* _Data rows_:

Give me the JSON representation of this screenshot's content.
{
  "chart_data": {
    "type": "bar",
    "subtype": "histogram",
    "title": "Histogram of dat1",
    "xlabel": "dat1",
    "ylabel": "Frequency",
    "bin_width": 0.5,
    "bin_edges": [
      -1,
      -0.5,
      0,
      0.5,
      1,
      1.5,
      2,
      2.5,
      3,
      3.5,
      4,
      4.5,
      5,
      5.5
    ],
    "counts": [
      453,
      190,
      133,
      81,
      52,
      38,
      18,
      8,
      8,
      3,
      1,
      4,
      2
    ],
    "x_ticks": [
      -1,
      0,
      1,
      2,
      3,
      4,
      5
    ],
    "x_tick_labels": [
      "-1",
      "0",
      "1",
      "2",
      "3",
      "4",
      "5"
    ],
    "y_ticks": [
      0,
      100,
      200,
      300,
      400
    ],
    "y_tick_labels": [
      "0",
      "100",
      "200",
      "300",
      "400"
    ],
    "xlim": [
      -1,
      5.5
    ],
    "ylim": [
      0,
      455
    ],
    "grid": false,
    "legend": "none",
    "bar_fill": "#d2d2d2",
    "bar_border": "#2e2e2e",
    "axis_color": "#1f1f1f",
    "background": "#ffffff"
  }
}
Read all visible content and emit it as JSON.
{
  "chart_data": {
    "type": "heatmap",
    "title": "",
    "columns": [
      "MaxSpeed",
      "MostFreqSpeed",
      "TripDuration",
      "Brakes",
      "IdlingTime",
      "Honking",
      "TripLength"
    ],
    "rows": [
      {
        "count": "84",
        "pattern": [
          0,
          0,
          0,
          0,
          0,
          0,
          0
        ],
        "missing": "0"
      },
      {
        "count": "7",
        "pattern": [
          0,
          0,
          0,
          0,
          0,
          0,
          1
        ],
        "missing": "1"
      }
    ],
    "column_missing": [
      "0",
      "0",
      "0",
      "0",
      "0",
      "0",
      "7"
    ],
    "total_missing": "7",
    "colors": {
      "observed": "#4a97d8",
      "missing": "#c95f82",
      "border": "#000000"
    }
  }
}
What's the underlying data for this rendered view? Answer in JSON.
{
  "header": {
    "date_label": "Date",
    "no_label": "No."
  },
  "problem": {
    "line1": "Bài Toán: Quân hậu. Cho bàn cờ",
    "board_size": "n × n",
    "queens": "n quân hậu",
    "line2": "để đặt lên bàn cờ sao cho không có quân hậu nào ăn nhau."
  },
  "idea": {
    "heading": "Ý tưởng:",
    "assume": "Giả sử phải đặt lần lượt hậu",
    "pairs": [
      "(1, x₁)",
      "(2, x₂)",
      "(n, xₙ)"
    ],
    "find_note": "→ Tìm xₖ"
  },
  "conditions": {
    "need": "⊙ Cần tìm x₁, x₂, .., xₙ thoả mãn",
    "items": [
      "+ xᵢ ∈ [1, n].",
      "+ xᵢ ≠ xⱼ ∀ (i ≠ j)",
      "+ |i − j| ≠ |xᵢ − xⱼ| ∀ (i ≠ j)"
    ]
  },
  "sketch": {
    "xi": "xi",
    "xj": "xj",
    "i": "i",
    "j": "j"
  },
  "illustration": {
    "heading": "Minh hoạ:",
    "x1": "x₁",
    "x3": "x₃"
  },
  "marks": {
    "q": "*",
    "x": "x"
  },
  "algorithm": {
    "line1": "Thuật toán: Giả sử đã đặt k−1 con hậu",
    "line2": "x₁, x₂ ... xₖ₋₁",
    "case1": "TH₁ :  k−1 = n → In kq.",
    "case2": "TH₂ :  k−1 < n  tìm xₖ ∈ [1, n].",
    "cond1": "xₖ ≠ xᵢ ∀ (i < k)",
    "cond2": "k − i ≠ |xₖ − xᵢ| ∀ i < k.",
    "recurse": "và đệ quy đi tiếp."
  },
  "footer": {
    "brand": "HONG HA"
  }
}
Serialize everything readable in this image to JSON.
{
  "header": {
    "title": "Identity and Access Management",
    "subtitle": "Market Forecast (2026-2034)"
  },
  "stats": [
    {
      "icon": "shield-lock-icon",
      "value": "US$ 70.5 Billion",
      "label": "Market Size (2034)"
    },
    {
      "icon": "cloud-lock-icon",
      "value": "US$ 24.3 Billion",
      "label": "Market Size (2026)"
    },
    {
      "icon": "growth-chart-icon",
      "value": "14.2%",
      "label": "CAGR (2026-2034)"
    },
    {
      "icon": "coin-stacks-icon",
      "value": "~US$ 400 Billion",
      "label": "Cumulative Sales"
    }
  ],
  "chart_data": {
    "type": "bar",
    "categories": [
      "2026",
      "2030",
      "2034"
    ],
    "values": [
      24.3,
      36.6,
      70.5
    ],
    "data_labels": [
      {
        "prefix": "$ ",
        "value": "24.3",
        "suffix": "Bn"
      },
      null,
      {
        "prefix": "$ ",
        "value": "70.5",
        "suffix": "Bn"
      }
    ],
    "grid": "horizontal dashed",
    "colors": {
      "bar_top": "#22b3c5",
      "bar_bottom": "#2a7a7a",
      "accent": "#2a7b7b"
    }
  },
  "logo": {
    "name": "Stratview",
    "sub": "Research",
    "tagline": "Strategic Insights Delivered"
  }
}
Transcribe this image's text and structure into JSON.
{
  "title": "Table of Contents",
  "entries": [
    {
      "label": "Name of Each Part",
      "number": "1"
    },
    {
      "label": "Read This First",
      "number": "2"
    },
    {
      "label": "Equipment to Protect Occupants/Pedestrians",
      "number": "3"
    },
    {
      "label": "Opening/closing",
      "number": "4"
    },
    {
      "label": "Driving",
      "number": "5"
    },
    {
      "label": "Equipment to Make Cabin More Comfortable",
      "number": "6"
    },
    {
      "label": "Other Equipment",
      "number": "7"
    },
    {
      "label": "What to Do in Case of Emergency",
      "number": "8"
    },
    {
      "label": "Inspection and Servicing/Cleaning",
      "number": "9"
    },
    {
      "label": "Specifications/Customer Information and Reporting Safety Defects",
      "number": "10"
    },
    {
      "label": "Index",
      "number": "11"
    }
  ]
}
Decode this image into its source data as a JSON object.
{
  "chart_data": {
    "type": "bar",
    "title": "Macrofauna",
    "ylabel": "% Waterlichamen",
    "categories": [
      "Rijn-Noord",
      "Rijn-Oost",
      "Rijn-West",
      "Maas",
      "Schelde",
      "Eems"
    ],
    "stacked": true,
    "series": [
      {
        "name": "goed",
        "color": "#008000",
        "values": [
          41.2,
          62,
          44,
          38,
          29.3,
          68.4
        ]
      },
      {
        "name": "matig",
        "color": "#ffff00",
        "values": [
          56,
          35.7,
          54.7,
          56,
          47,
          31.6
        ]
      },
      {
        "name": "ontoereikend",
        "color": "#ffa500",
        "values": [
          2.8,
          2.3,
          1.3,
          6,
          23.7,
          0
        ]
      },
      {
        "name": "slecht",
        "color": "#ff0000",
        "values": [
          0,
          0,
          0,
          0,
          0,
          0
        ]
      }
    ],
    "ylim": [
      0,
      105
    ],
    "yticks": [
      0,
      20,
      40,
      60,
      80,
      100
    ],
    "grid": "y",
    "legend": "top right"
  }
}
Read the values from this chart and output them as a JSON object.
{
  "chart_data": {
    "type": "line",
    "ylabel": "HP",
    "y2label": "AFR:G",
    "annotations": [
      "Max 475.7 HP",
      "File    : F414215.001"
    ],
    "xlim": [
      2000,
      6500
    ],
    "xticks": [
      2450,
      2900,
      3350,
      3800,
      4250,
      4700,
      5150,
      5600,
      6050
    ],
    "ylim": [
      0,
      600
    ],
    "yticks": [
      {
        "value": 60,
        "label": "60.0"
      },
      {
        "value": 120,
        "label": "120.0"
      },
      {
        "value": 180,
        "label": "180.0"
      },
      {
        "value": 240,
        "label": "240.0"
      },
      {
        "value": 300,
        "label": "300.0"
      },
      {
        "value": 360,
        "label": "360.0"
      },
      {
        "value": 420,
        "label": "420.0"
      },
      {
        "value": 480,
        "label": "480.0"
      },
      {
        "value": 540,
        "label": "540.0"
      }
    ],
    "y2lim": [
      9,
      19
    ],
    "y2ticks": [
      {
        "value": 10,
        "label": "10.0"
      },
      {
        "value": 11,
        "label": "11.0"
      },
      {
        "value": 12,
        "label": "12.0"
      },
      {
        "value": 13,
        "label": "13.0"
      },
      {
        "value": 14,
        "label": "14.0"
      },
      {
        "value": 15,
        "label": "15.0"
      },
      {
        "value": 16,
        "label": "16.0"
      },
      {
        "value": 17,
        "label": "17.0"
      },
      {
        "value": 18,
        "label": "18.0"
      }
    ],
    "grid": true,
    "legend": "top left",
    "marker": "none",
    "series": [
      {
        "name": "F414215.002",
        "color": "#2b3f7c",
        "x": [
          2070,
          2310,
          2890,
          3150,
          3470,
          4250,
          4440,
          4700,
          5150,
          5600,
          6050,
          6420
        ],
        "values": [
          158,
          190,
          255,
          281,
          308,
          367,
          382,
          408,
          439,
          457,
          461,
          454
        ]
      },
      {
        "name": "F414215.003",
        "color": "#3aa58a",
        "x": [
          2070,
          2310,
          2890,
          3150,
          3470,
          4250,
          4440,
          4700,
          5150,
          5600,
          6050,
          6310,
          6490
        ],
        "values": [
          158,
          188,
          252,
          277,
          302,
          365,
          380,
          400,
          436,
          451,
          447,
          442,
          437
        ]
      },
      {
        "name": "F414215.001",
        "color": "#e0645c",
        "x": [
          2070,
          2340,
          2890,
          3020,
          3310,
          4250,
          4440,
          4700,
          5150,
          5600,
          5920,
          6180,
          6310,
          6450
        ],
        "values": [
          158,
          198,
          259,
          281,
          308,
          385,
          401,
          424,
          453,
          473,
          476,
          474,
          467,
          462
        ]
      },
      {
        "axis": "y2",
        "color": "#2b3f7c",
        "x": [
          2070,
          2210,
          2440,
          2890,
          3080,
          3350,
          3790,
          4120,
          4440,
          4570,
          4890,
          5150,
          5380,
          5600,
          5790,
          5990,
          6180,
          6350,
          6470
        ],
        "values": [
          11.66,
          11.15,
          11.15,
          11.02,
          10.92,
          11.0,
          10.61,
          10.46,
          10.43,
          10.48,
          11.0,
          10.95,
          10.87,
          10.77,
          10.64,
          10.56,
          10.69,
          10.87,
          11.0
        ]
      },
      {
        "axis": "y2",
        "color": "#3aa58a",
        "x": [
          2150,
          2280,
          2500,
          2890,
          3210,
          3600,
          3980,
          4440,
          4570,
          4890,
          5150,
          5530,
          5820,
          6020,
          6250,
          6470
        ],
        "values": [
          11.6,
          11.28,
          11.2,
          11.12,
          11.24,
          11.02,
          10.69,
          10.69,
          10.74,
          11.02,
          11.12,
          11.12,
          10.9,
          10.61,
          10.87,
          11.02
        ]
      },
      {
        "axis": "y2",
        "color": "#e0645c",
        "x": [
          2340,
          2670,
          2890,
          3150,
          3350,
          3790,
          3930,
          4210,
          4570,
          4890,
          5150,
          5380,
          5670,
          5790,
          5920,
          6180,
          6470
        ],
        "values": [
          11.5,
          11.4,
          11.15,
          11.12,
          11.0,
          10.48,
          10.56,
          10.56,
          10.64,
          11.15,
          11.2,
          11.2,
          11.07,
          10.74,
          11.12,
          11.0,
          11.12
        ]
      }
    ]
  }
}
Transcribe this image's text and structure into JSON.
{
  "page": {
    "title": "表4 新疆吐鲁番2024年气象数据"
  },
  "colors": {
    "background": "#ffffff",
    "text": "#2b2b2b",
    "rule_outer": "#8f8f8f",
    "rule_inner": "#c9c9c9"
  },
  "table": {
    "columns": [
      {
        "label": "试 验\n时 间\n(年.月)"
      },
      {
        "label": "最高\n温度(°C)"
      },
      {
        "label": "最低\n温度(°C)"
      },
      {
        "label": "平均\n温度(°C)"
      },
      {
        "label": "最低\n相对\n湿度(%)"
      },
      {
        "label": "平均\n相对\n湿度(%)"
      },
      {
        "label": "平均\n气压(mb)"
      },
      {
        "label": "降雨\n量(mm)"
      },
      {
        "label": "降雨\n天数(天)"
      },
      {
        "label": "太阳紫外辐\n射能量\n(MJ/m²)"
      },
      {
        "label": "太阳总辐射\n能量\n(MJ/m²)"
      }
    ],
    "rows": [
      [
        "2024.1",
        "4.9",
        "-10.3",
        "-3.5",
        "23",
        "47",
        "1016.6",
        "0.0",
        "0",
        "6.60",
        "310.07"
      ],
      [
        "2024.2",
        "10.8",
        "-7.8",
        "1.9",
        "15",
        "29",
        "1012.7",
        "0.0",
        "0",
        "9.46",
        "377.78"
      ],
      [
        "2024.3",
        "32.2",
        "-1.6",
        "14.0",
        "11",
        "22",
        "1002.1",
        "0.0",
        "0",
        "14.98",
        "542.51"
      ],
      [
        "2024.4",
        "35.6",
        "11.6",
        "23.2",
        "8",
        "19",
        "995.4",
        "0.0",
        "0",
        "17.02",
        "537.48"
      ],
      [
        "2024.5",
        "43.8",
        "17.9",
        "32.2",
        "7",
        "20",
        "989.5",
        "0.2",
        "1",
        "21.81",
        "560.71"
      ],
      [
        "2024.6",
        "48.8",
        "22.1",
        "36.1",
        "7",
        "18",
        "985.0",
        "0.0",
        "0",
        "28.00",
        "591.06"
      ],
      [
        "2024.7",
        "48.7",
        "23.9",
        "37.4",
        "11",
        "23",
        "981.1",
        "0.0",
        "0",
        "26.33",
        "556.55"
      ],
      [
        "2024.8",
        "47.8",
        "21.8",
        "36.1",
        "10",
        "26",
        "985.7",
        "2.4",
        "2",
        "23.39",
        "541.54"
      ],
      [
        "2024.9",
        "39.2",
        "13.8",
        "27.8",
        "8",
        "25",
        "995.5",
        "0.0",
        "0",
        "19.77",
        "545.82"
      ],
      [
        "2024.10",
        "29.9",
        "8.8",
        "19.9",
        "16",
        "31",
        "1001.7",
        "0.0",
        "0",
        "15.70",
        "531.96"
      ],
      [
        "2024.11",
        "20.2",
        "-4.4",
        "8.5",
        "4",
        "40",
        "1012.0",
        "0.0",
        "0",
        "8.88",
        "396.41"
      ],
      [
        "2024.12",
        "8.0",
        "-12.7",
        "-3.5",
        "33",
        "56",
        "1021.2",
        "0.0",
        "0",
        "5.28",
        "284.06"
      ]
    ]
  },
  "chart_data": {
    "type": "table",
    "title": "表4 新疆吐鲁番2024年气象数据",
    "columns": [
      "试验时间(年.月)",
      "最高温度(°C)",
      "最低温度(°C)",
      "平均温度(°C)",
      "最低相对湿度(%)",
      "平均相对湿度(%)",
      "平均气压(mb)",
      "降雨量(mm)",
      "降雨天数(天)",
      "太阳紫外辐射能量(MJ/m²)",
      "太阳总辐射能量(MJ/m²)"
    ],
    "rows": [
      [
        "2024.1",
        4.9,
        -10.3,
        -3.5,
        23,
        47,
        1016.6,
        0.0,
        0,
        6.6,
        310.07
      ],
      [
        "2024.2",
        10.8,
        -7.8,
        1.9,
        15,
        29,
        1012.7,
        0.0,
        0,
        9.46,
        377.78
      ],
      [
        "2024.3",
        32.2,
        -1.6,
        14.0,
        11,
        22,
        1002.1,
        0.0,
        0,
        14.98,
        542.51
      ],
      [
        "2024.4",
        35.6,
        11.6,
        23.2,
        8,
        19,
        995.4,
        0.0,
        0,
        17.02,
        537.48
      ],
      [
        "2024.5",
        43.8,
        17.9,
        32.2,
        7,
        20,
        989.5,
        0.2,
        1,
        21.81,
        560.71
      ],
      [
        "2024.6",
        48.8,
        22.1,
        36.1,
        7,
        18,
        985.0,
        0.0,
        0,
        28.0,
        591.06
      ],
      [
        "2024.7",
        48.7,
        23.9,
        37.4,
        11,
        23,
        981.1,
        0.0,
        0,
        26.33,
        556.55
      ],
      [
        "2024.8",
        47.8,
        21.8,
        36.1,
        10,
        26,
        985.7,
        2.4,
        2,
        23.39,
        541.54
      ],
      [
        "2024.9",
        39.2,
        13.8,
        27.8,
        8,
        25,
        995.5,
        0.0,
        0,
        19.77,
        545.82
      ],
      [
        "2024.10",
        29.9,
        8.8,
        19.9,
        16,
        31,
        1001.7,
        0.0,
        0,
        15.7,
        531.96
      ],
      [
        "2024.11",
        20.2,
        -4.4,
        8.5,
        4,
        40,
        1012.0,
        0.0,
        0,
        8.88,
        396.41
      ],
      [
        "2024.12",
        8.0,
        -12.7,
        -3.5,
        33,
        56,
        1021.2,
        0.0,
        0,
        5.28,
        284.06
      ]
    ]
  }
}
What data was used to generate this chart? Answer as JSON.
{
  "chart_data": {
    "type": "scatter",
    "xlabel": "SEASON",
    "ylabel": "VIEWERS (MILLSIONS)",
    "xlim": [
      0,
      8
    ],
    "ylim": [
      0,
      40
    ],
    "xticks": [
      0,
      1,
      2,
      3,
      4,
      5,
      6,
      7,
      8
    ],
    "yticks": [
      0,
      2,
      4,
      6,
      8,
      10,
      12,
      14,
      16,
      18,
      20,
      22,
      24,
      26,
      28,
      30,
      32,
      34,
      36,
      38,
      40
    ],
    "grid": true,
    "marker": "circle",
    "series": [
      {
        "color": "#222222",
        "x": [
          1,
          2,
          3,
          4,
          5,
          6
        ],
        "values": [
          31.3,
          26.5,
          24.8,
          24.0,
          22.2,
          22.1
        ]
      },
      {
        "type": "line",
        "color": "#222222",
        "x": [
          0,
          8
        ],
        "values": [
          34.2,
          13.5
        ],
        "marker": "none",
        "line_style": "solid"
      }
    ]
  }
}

* _What you should do_: Which lines hold the word "marker"? Return all of them from the records above.

* _Response_:
    "marker": "none",
    "marker": "circle",
        "marker": "none",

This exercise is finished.